(Butir Tersimpan)
——————
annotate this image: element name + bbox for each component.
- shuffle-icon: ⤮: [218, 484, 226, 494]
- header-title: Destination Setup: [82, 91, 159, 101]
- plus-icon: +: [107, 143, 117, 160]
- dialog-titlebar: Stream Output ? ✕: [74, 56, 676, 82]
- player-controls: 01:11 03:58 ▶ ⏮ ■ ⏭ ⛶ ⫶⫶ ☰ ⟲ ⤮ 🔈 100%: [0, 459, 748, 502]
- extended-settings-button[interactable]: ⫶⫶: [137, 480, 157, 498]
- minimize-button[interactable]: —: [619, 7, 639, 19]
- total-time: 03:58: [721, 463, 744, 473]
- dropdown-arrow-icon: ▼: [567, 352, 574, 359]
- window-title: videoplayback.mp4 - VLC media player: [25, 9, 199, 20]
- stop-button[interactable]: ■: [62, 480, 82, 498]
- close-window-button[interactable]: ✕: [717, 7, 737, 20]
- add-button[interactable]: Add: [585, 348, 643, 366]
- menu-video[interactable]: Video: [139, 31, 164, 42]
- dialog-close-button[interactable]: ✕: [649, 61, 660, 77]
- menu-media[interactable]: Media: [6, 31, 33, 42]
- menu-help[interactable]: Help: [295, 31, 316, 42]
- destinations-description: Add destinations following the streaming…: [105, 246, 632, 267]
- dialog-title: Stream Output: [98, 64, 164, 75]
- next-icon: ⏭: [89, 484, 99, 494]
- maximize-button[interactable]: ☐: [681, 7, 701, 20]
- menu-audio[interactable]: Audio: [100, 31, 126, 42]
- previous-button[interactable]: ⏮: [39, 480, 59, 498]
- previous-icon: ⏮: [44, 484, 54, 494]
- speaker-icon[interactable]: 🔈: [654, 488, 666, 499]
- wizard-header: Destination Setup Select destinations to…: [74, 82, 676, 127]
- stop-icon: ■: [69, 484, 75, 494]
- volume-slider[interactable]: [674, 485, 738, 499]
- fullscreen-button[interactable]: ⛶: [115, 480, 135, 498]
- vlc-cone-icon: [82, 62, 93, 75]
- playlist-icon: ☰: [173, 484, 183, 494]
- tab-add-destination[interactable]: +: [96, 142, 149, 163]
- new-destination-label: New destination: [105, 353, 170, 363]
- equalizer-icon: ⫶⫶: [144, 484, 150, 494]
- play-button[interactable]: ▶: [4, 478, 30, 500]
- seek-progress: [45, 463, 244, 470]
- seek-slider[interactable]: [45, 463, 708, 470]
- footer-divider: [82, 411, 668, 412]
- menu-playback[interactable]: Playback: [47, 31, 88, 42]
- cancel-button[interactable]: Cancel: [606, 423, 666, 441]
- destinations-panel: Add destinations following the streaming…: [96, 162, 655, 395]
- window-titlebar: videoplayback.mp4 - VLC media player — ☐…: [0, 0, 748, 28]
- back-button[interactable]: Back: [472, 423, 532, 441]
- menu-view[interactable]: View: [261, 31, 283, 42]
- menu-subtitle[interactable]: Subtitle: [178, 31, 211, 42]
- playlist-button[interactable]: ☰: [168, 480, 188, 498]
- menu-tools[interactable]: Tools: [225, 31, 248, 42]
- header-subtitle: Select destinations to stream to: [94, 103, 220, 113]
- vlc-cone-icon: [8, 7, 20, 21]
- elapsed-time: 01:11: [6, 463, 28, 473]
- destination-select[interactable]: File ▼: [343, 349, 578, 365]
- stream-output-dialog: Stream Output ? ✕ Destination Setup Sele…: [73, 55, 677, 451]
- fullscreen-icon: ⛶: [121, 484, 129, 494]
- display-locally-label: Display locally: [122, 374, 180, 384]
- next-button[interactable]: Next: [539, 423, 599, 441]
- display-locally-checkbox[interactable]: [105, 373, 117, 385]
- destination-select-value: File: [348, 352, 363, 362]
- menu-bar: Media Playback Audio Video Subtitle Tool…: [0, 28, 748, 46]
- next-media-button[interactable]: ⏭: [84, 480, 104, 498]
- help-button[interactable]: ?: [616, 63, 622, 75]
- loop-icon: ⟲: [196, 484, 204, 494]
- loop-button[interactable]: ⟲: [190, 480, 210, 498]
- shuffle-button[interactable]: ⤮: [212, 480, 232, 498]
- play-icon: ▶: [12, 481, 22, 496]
——————
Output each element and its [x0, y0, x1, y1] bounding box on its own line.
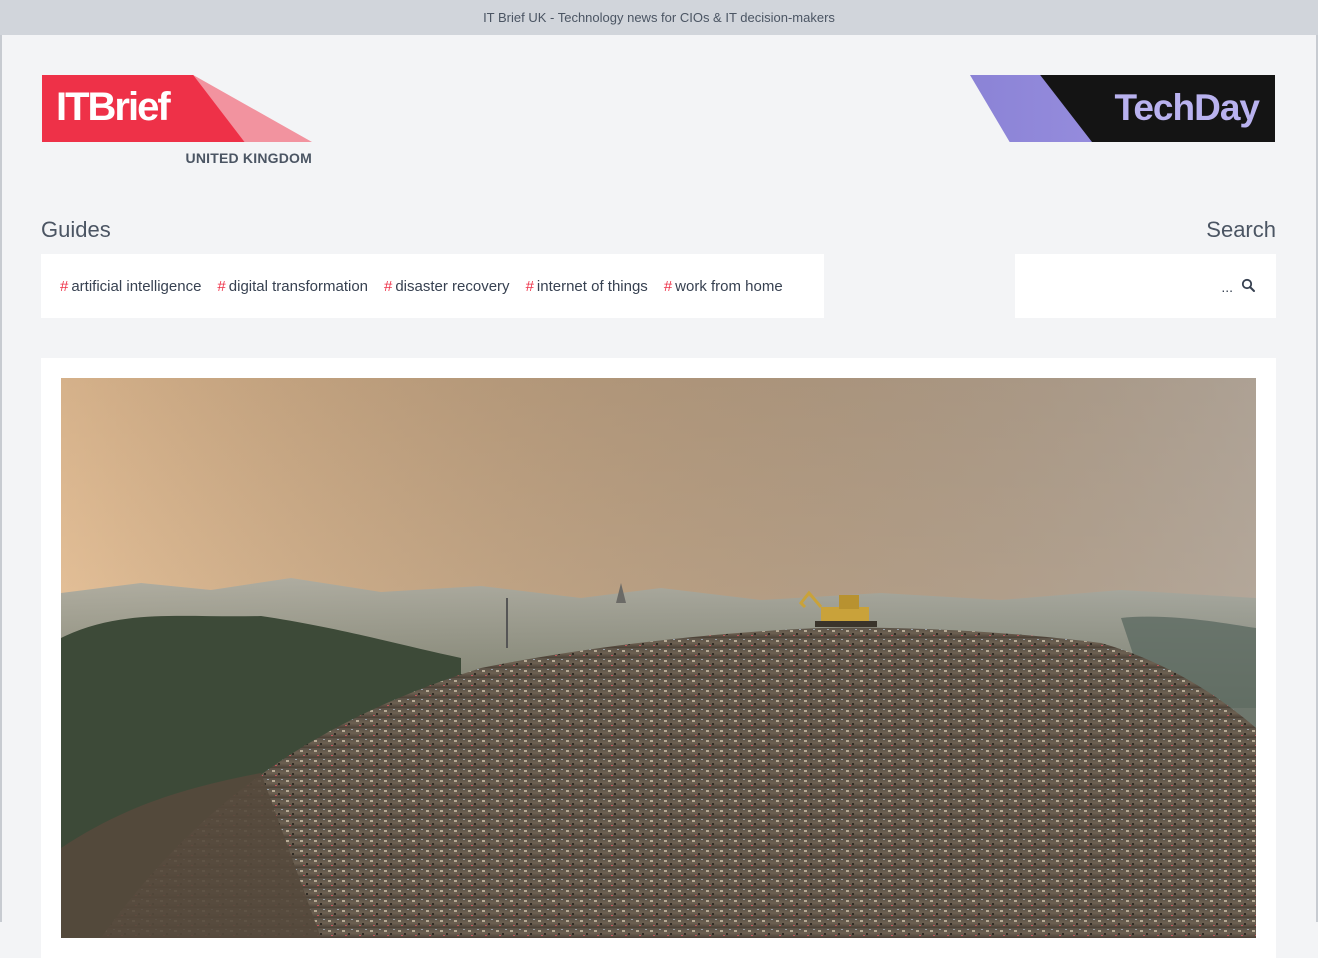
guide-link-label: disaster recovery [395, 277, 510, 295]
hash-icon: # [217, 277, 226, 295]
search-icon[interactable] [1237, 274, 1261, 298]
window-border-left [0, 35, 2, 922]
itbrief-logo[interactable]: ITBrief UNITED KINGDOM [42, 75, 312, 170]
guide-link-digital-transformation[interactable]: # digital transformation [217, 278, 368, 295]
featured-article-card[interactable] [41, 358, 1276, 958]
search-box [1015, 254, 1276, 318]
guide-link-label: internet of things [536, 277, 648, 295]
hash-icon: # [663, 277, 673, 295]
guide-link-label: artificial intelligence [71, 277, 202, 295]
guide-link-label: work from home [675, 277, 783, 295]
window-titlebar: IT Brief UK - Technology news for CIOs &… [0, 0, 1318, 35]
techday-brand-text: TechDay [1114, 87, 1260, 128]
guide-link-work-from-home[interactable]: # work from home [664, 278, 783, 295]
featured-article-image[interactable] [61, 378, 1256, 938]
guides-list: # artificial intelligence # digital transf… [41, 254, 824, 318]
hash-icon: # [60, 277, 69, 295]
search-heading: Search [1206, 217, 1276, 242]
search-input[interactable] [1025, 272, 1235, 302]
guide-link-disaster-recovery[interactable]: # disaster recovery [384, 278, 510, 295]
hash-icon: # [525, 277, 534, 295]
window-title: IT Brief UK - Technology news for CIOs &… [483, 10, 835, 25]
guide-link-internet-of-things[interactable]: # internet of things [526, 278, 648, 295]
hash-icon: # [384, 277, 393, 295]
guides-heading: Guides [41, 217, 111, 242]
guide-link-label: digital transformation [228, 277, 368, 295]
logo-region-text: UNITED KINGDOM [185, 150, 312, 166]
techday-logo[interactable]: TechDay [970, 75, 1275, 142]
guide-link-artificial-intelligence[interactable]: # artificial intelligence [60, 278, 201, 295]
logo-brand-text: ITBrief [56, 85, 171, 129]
——————
Ringkasan Tugas
Tukar "window-border-left" dengan "window-border-right" mulai dari baris yang memuat "guide-link-label: disaster recovery" hingga dan termasuk baris yang memuat "itbrief-logo[interactable]: ITBrief UNITED". Tuliskan kembali baris-baris itu tanpa perubahan lain.

Penyelesaian Tugas
guide-link-label: disaster recovery [395, 277, 510, 295]
hash-icon: # [217, 277, 226, 295]
search-icon[interactable] [1237, 274, 1261, 298]
window-border-right [0, 35, 2, 922]
itbrief-logo[interactable]: ITBrief UNITED KINGDOM [42, 75, 312, 170]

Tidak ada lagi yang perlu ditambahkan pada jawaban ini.